→ EXTRACTED INFORMATION
Start

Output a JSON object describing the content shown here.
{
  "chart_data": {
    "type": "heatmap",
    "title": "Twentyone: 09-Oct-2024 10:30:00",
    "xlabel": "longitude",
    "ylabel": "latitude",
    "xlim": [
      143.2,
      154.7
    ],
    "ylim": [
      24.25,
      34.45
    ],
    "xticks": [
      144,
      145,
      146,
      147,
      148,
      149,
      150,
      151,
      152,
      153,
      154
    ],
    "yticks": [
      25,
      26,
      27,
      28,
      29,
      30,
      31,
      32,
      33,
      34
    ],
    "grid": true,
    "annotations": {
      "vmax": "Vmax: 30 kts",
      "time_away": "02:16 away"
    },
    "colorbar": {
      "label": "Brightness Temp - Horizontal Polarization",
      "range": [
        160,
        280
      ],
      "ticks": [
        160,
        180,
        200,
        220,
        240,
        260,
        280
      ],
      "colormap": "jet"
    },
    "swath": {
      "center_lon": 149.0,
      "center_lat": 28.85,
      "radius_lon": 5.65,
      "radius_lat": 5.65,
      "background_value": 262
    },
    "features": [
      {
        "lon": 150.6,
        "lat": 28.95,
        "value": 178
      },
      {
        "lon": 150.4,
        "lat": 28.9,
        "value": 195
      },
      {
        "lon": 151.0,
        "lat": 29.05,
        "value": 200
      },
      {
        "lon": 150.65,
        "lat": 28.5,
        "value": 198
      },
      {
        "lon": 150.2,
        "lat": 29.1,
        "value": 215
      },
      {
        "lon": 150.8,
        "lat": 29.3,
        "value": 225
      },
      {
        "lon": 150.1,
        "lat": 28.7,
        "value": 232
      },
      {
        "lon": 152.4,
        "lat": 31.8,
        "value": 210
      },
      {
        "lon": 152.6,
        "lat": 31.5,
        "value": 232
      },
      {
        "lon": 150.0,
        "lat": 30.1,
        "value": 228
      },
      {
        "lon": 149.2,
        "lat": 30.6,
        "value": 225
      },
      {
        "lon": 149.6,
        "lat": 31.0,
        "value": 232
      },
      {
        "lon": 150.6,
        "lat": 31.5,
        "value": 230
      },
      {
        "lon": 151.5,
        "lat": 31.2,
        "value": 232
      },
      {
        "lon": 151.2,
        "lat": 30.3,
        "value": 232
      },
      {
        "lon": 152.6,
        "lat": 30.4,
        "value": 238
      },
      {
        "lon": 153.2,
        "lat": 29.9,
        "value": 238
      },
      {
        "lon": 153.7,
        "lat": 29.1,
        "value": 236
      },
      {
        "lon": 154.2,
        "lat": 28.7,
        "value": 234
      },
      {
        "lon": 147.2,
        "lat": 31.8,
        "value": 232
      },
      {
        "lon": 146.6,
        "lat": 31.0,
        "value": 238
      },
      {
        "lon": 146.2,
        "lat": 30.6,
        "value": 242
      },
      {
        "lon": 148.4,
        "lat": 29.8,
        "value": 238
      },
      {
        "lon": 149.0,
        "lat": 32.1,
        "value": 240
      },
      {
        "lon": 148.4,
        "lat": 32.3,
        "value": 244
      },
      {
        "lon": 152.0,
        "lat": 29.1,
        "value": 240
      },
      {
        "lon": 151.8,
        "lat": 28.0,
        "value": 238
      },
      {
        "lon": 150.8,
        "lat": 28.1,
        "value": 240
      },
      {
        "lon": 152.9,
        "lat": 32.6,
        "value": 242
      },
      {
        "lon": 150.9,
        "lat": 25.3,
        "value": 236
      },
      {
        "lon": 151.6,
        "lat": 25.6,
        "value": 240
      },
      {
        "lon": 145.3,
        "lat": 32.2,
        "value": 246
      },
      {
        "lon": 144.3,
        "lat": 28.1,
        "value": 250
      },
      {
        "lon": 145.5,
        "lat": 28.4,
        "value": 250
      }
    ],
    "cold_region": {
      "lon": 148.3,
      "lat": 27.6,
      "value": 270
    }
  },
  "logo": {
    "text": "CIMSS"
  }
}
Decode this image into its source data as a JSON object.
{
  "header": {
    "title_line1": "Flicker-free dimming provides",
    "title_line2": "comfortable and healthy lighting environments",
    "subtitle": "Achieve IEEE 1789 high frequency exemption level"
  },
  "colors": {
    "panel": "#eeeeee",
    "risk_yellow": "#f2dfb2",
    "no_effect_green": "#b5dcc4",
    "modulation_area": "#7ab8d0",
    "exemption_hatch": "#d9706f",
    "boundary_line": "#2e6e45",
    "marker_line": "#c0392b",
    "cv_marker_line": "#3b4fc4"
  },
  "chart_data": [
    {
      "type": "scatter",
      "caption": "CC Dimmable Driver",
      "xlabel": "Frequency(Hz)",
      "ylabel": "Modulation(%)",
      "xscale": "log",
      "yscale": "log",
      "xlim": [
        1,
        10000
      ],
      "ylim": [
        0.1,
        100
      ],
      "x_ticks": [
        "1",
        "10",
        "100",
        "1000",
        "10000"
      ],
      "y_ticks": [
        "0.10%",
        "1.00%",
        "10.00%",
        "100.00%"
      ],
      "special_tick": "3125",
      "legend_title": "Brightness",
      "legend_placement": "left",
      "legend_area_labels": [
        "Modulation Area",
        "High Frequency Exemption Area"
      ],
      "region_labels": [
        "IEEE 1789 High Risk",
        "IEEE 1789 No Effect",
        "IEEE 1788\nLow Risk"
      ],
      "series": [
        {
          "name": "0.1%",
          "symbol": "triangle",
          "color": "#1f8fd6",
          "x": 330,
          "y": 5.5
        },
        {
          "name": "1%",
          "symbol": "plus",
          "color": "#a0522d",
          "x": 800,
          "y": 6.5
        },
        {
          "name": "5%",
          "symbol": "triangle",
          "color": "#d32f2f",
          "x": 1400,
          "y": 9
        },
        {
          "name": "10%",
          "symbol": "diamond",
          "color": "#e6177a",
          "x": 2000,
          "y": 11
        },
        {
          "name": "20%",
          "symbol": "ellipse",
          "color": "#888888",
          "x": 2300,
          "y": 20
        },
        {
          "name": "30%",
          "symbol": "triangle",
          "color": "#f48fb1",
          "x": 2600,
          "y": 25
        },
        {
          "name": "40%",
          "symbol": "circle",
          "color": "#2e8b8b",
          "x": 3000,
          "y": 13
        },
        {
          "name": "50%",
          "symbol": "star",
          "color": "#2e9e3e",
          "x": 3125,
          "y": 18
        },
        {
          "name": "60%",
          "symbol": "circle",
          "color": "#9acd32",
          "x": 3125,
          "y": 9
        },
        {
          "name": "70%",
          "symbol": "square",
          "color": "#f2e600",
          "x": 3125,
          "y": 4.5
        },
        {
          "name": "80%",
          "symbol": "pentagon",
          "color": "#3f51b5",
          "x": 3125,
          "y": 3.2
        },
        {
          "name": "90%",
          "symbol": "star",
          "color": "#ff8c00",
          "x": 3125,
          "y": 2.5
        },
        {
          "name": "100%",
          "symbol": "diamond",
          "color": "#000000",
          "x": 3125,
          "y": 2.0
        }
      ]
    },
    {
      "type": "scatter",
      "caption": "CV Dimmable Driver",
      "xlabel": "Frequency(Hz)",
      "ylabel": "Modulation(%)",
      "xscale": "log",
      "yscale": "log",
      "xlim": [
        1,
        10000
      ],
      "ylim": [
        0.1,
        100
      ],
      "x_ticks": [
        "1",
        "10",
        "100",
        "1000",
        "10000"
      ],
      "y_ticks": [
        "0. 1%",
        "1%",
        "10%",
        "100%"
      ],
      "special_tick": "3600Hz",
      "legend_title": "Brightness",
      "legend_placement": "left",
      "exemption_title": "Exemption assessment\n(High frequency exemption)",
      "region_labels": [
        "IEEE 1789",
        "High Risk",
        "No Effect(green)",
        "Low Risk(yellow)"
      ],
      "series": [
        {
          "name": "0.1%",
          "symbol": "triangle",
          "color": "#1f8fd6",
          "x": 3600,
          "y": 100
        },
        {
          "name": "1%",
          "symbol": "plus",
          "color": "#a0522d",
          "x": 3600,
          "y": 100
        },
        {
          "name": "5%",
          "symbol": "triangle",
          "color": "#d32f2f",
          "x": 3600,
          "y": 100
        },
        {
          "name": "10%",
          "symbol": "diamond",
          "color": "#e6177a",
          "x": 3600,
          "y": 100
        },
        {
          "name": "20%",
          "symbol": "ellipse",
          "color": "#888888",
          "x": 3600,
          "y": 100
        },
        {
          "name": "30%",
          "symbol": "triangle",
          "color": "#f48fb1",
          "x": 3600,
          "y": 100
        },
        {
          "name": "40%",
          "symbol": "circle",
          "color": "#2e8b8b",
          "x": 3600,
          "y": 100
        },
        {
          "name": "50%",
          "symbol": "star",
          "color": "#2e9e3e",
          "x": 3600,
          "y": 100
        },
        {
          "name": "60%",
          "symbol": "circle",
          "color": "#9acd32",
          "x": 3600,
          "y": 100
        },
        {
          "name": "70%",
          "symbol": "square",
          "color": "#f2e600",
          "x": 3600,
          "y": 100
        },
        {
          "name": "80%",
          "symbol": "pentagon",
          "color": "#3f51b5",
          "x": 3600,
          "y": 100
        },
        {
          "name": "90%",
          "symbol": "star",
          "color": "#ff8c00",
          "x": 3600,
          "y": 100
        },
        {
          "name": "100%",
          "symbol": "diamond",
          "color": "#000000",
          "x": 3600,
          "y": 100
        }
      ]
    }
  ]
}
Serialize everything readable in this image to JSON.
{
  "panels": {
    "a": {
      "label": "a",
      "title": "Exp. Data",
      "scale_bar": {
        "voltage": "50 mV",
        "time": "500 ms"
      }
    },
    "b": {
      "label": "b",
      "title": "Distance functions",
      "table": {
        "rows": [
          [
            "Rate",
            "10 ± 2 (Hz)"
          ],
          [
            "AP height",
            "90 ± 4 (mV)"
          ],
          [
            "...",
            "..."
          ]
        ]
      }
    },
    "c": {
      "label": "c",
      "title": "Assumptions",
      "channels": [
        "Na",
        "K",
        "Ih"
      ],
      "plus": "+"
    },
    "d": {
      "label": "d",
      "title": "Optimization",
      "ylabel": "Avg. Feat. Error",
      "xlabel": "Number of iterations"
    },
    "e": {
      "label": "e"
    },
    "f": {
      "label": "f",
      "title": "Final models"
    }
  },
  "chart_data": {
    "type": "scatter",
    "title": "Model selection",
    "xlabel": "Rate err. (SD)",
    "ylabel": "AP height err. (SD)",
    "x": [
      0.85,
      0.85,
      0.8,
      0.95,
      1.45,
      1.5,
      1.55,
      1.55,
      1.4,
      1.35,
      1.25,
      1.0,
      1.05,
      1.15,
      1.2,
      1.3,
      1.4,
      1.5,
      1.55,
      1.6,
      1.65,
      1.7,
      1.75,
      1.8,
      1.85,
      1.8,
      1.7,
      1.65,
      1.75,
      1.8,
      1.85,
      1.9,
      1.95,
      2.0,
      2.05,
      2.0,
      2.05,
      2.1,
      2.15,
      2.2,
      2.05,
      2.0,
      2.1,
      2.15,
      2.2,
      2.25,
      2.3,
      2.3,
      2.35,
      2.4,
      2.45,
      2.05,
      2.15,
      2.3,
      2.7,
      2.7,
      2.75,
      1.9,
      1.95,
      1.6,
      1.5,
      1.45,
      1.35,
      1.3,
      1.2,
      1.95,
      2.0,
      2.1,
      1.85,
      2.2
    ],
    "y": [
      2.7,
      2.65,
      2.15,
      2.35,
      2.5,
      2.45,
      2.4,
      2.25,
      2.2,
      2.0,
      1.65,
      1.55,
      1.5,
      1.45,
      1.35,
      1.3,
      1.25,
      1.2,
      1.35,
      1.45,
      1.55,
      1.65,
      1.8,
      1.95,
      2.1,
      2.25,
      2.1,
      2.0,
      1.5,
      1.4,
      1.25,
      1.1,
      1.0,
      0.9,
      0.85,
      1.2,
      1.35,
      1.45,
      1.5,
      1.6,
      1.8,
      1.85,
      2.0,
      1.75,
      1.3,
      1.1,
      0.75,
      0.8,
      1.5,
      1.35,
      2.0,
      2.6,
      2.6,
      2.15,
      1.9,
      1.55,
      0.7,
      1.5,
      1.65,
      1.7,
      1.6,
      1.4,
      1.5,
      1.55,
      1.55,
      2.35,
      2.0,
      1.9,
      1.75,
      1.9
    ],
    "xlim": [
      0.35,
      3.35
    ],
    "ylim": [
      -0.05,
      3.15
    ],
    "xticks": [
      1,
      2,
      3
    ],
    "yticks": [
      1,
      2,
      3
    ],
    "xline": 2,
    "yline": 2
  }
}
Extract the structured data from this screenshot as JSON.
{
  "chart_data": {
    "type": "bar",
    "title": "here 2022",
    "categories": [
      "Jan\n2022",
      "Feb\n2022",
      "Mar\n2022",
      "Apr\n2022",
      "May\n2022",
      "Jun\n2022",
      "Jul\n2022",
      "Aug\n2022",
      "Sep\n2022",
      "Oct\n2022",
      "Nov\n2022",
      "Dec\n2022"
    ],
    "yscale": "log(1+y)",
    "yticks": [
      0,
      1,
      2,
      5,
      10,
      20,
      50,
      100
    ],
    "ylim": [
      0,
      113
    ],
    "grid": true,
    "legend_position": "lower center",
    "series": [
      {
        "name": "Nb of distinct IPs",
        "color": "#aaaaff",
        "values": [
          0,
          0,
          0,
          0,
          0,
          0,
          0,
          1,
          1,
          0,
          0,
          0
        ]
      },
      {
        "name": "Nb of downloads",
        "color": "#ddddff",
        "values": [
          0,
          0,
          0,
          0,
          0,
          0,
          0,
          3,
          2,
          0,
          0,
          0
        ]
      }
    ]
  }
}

End

→ TASK OBJECTIVE
Reproduce the records above exactly, starting with the line that contains "Extract the structured" and ending with the last line.

→ RESULT
Extract the structured data from this screenshot as JSON.
{
  "chart_data": {
    "type": "bar",
    "title": "here 2022",
    "categories": [
      "Jan\n2022",
      "Feb\n2022",
      "Mar\n2022",
      "Apr\n2022",
      "May\n2022",
      "Jun\n2022",
      "Jul\n2022",
      "Aug\n2022",
      "Sep\n2022",
      "Oct\n2022",
      "Nov\n2022",
      "Dec\n2022"
    ],
    "yscale": "log(1+y)",
    "yticks": [
      0,
      1,
      2,
      5,
      10,
      20,
      50,
      100
    ],
    "ylim": [
      0,
      113
    ],
    "grid": true,
    "legend_position": "lower center",
    "series": [
      {
        "name": "Nb of distinct IPs",
        "color": "#aaaaff",
        "values": [
          0,
          0,
          0,
          0,
          0,
          0,
          0,
          1,
          1,
          0,
          0,
          0
        ]
      },
      {
        "name": "Nb of downloads",
        "color": "#ddddff",
        "values": [
          0,
          0,
          0,
          0,
          0,
          0,
          0,
          3,
          2,
          0,
          0,
          0
        ]
      }
    ]
  }
}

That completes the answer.